## Exercise aim
Quote every line of the data below as it stands, omitting pictures.

## Records
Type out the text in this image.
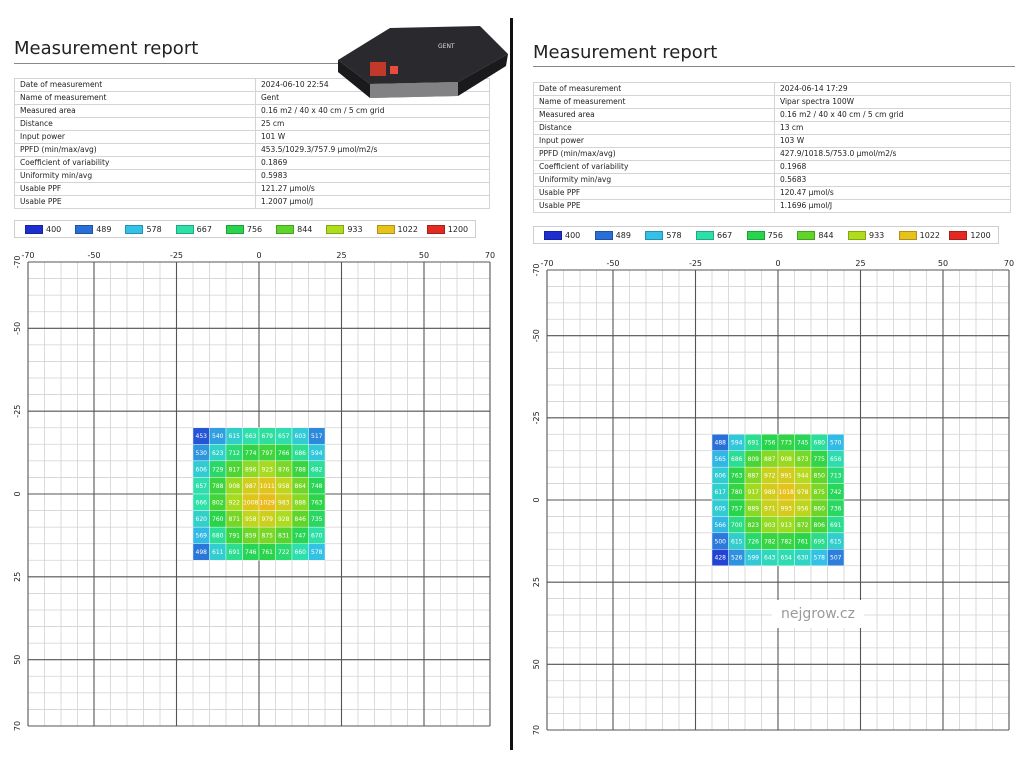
Measurement report
Date of measurement	2024-06-10 22:54
Name of measurement	Gent
Measured area	0.16 m2 / 40 x 40 cm / 5 cm grid
Distance	25 cm
Input power	101 W
PPFD (min/max/avg)	453.5/1029.3/757.9 µmol/m2/s
Coefficient of variability	0.1869
Uniformity min/avg	0.5983
Usable PPF	121.27 µmol/s
Usable PPE	1.2007 µmol/J
400	489	578	667	756	844	933	1022	1200
-70	-50	-25	0	25	50	70
-70
-50
-25
0
25
50
70
453 540 615 663 679 657 603 517
530 623 712 774 797 766 686 594
606 729 817 896 923 876 788 682
657 788 908 987 1011 958 864 748
666 802 922 1008 1029 983 888 763
620 760 871 958 979 928 846 735
569 680 791 859 875 831 747 670
498 611 691 746 761 722 660 578
GENT	Measurement report
Date of measurement	2024-06-14 17:29
Name of measurement	Vipar spectra 100W
Measured area	0.16 m2 / 40 x 40 cm / 5 cm grid
Distance	13 cm
Input power	103 W
PPFD (min/max/avg)	427.9/1018.5/753.0 µmol/m2/s
Coefficient of variability	0.1968
Uniformity min/avg	0.5683
Usable PPF	120.47 µmol/s
Usable PPE	1.1696 µmol/J
400	489	578	667	756	844	933	1022	1200
-70	-50	-25	0	25	50	70
-70
-50
-25
0
25
50
70
488 594 691 756 773 745 680 570
565 686 809 887 908 873 775 656
606 763 887 972 991 944 850 713
617 780 917 989 1018 978 875 742
605 757 889 971 993 956 860 736
566 700 823 903 913 872 806 691
500 615 726 782 782 761 695 615
428 526 599 643 654 630 578 507
nejgrow.cz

## Answer to this task
Type out the text in this image.
Measurement report
Date of measurement	2024-06-10 22:54
Name of measurement	Gent
Measured area	0.16 m2 / 40 x 40 cm / 5 cm grid
Distance	25 cm
Input power	101 W
PPFD (min/max/avg)	453.5/1029.3/757.9 µmol/m2/s
Coefficient of variability	0.1869
Uniformity min/avg	0.5983
Usable PPF	121.27 µmol/s
Usable PPE	1.2007 µmol/J
400	489	578	667	756	844	933	1022	1200
-70	-50	-25	0	25	50	70
-70
-50
-25
0
25
50
70
453 540 615 663 679 657 603 517
530 623 712 774 797 766 686 594
606 729 817 896 923 876 788 682
657 788 908 987 1011 958 864 748
666 802 922 1008 1029 983 888 763
620 760 871 958 979 928 846 735
569 680 791 859 875 831 747 670
498 611 691 746 761 722 660 578
GENT	Measurement report
Date of measurement	2024-06-14 17:29
Name of measurement	Vipar spectra 100W
Measured area	0.16 m2 / 40 x 40 cm / 5 cm grid
Distance	13 cm
Input power	103 W
PPFD (min/max/avg)	427.9/1018.5/753.0 µmol/m2/s
Coefficient of variability	0.1968
Uniformity min/avg	0.5683
Usable PPF	120.47 µmol/s
Usable PPE	1.1696 µmol/J
400	489	578	667	756	844	933	1022	1200
-70	-50	-25	0	25	50	70
-70
-50
-25
0
25
50
70
488 594 691 756 773 745 680 570
565 686 809 887 908 873 775 656
606 763 887 972 991 944 850 713
617 780 917 989 1018 978 875 742
605 757 889 971 993 956 860 736
566 700 823 903 913 872 806 691
500 615 726 782 782 761 695 615
428 526 599 643 654 630 578 507
nejgrow.cz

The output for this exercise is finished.